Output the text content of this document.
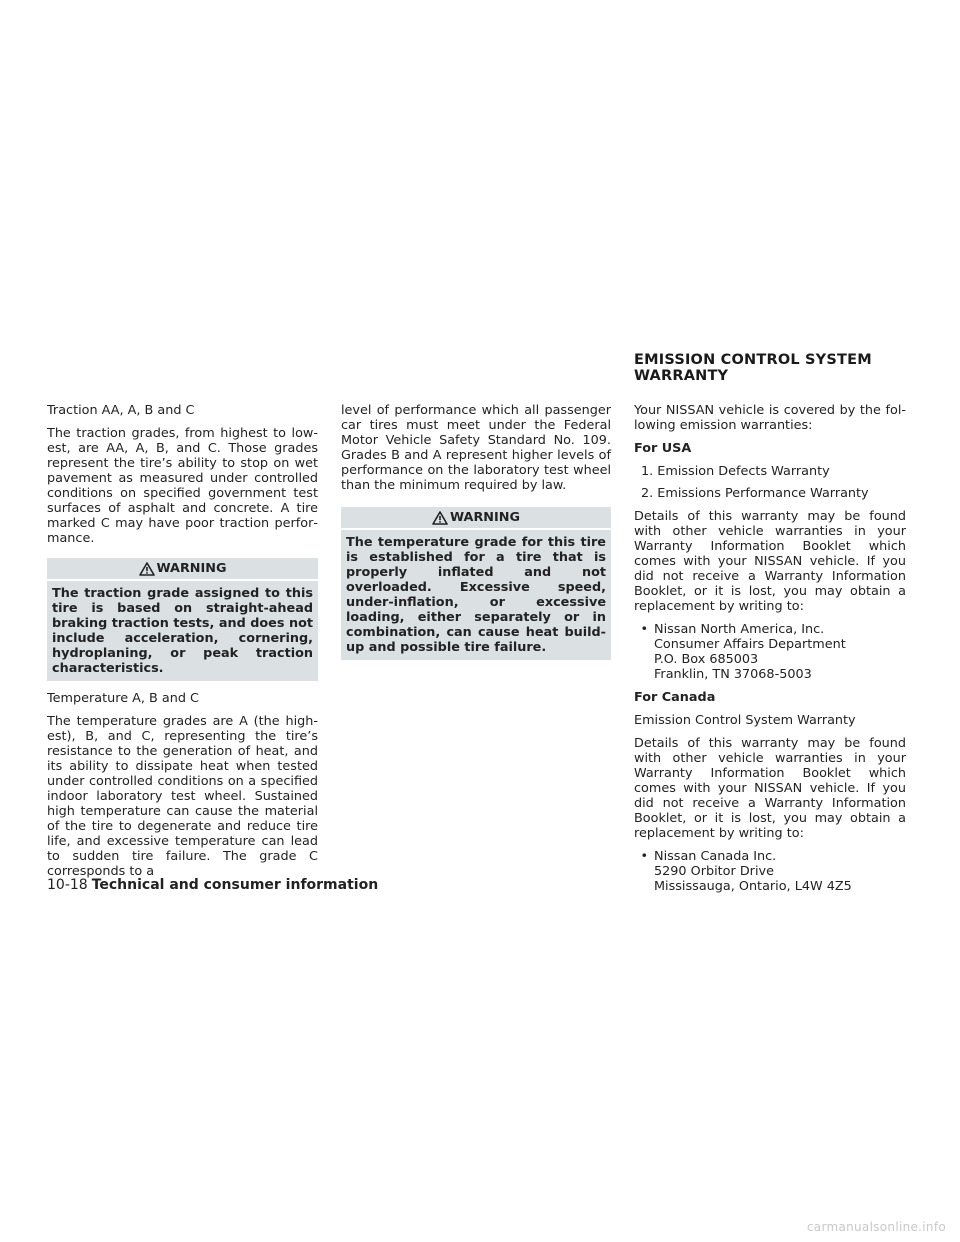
EMISSION CONTROL SYSTEM
WARRANTY

Traction AA, A, B and C

The traction grades, from highest to lowest, are AA, A, B, and C. Those grades represent the tire’s ability to stop on wet pavement as measured under controlled conditions on specified government test surfaces of asphalt and concrete. A tire marked C may have poor traction performance.

WARNING
The traction grade assigned to this tire is based on straight-ahead braking traction tests, and does not include acceleration, cornering, hydroplaning, or peak traction characteristics.

Temperature A, B and C

The temperature grades are A (the highest), B, and C, representing the tire’s resistance to the generation of heat, and its ability to dissipate heat when tested under controlled conditions on a specified indoor laboratory test wheel. Sustained high temperature can cause the material of the tire to degenerate and reduce tire life, and excessive temperature can lead to sudden tire failure. The grade C corresponds to a

level of performance which all passenger car tires must meet under the Federal Motor Vehicle Safety Standard No. 109. Grades B and A represent higher levels of performance on the laboratory test wheel than the minimum required by law.

WARNING
The temperature grade for this tire is established for a tire that is properly inflated and not overloaded. Excessive speed, under-inflation, or excessive loading, either separately or in combination, can cause heat build-up and possible tire failure.

Your NISSAN vehicle is covered by the following emission warranties:

For USA

1. Emission Defects Warranty
2. Emissions Performance Warranty

Details of this warranty may be found with other vehicle warranties in your Warranty Information Booklet which comes with your NISSAN vehicle. If you did not receive a Warranty Information Booklet, or it is lost, you may obtain a replacement by writing to:

• Nissan North America, Inc.
Consumer Affairs Department
P.O. Box 685003
Franklin, TN 37068-5003

For Canada

Emission Control System Warranty

Details of this warranty may be found with other vehicle warranties in your Warranty Information Booklet which comes with your NISSAN vehicle. If you did not receive a Warranty Information Booklet, or it is lost, you may obtain a replacement by writing to:

• Nissan Canada Inc.
5290 Orbitor Drive
Mississauga, Ontario, L4W 4Z5
10-18 Technical and consumer information
carmanualsonline.info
* * * *
__The task__:
Copy each line holding the word "excessive" from the listing above.

__Result of this exercise__:
The temperature grades are A (the highest), B, and C, representing the tire’s resistance to the generation of heat, and its ability to dissipate heat when tested under controlled conditions on a specified indoor laboratory test wheel. Sustained high temperature can cause the material of the tire to degenerate and reduce tire life, and excessive temperature can lead to sudden tire failure. The grade C corresponds to a
The temperature grade for this tire is established for a tire that is properly inflated and not overloaded. Excessive speed, under-inflation, or excessive loading, either separately or in combination, can cause heat build-up and possible tire failure.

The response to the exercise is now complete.